- [Excerpt to read]:
-*-*-
It is increasingly difficult these days for conservatives to enjoy anything from mainstream Hollywood, which has made its contempt for all those white supremacist Trump supporters in the flyover states very clear. Conservative viewers have had enough of movies and TV series that denigrate, ridicule, and demonize their faith and values. They’re done with being bludgeoned by social justice messaging from hypocritical, elitist actors and filmmakers. They’ve cancelled their cable TV and their Netflix subscriptions over increasingly vile, nihilistic content. The only entertainment refuge those viewers are left with, however, is bland “faith-based” programming aimed squarely at conservatives, that too often suffers from low budgets, amateurish quality, and heavy-handed messaging of its own.
-*-*-
- [Excerpted records]:

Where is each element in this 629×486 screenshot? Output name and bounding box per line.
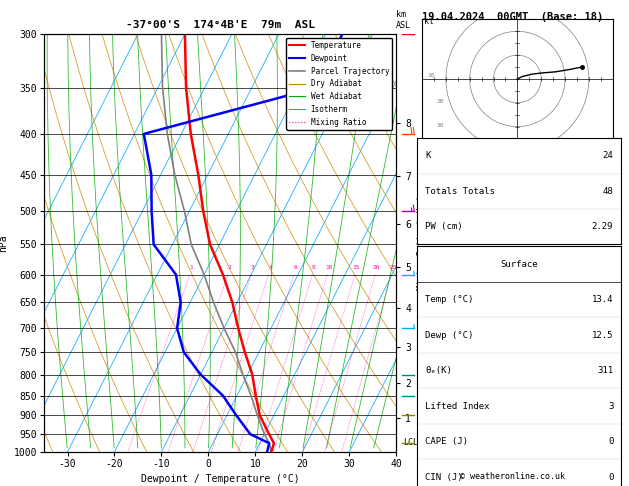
- Text: θₑ(K): θₑ(K): [425, 366, 452, 375]
- Text: CAPE (J): CAPE (J): [425, 437, 468, 446]
- Text: Totals Totals: Totals Totals: [425, 187, 495, 196]
- Text: 6: 6: [294, 265, 298, 270]
- Text: 10: 10: [427, 72, 435, 78]
- Text: 4: 4: [269, 265, 272, 270]
- Text: K: K: [425, 151, 431, 160]
- Text: 311: 311: [597, 366, 613, 375]
- Text: 20: 20: [373, 265, 381, 270]
- Text: 10: 10: [325, 265, 333, 270]
- Text: 2: 2: [228, 265, 231, 270]
- Text: 15: 15: [353, 265, 360, 270]
- Text: Temp (°C): Temp (°C): [425, 295, 474, 304]
- Text: 0: 0: [608, 437, 613, 446]
- Text: 20: 20: [437, 99, 444, 104]
- Text: LCL: LCL: [403, 438, 418, 447]
- Text: 8: 8: [312, 265, 316, 270]
- Text: 13.4: 13.4: [592, 295, 613, 304]
- Text: 3: 3: [608, 401, 613, 411]
- Text: © weatheronline.co.uk: © weatheronline.co.uk: [460, 472, 565, 481]
- Y-axis label: hPa: hPa: [0, 234, 8, 252]
- Text: 1: 1: [189, 265, 193, 270]
- Text: CIN (J): CIN (J): [425, 472, 463, 482]
- Text: 0: 0: [608, 472, 613, 482]
- Text: 19.04.2024  00GMT  (Base: 18): 19.04.2024 00GMT (Base: 18): [422, 12, 603, 22]
- Text: Dewp (°C): Dewp (°C): [425, 330, 474, 340]
- Text: 24: 24: [603, 151, 613, 160]
- Text: PW (cm): PW (cm): [425, 222, 463, 231]
- Text: 48: 48: [603, 187, 613, 196]
- Text: kt: kt: [425, 17, 435, 26]
- Text: Surface: Surface: [501, 260, 538, 269]
- Text: km
ASL: km ASL: [396, 10, 411, 30]
- Legend: Temperature, Dewpoint, Parcel Trajectory, Dry Adiabat, Wet Adiabat, Isotherm, Mi: Temperature, Dewpoint, Parcel Trajectory…: [286, 38, 392, 130]
- Text: 2.29: 2.29: [592, 222, 613, 231]
- Text: 25: 25: [389, 265, 396, 270]
- Text: 30: 30: [437, 122, 444, 128]
- Text: 12.5: 12.5: [592, 330, 613, 340]
- Y-axis label: Mixing Ratio (g/kg): Mixing Ratio (g/kg): [417, 195, 426, 291]
- X-axis label: Dewpoint / Temperature (°C): Dewpoint / Temperature (°C): [141, 474, 299, 485]
- Text: Lifted Index: Lifted Index: [425, 401, 490, 411]
- Text: -37°00'S  174°4B'E  79m  ASL: -37°00'S 174°4B'E 79m ASL: [126, 20, 314, 30]
- Text: 3: 3: [251, 265, 255, 270]
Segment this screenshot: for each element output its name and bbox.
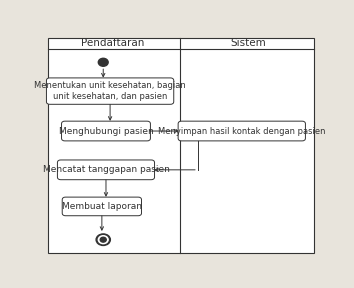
Text: Sistem: Sistem [231, 38, 267, 48]
FancyBboxPatch shape [57, 160, 155, 180]
FancyBboxPatch shape [62, 197, 142, 216]
Circle shape [96, 234, 110, 245]
Circle shape [100, 237, 106, 242]
FancyBboxPatch shape [62, 121, 150, 141]
Text: Menyimpan hasil kontak dengan pasien: Menyimpan hasil kontak dengan pasien [158, 126, 326, 136]
Circle shape [98, 236, 108, 244]
Text: Menghubungi pasien: Menghubungi pasien [59, 126, 153, 136]
Circle shape [98, 58, 108, 66]
Text: Pendaftaran: Pendaftaran [81, 38, 144, 48]
FancyBboxPatch shape [48, 38, 314, 253]
FancyBboxPatch shape [178, 121, 306, 141]
FancyBboxPatch shape [46, 78, 174, 104]
Text: Mencatat tanggapan pasien: Mencatat tanggapan pasien [42, 165, 170, 174]
Text: Menentukan unit kesehatan, bagian
unit kesehatan, dan pasien: Menentukan unit kesehatan, bagian unit k… [34, 81, 186, 101]
Text: Membuat laporan: Membuat laporan [62, 202, 142, 211]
-*-*-
- [Aim of the task]: Write the next part of the passage about conservative viewers and Hollywood entertainment, starting after its final sentence. The material shown after the passage is separate from it.

- [Response for this exercise]:
So when a movie comes along that merges the best of both mainstream and faith-based filmmaking (but doesn’t fit neatly into either category), that unites strong storytelling and a respect for conservative belief and values, and that doesn’t sucker-punch us with a message of moral equivalence, we need to throw our support behind it and spread the word. Infidel, which opens nationwide today, September 18, is one of those rarities.

Executive produced by Dinesh D’Souza’s media company, and written and directed by Cyrus Nowrasteh, whose 2006 ABC miniseries The Path to 9/11 sparked front-page controversy and sent Bill Clinton and his former administration cronies into paroxysms of anger, the R-rated Infidel is a Middle East thriller starring Jim Caviezel as an American prisoner of the Iranian regime, falsely accused of spying for the CIA. His only way out is to sign a confession – and publicly renounce his faith and convert to Islam.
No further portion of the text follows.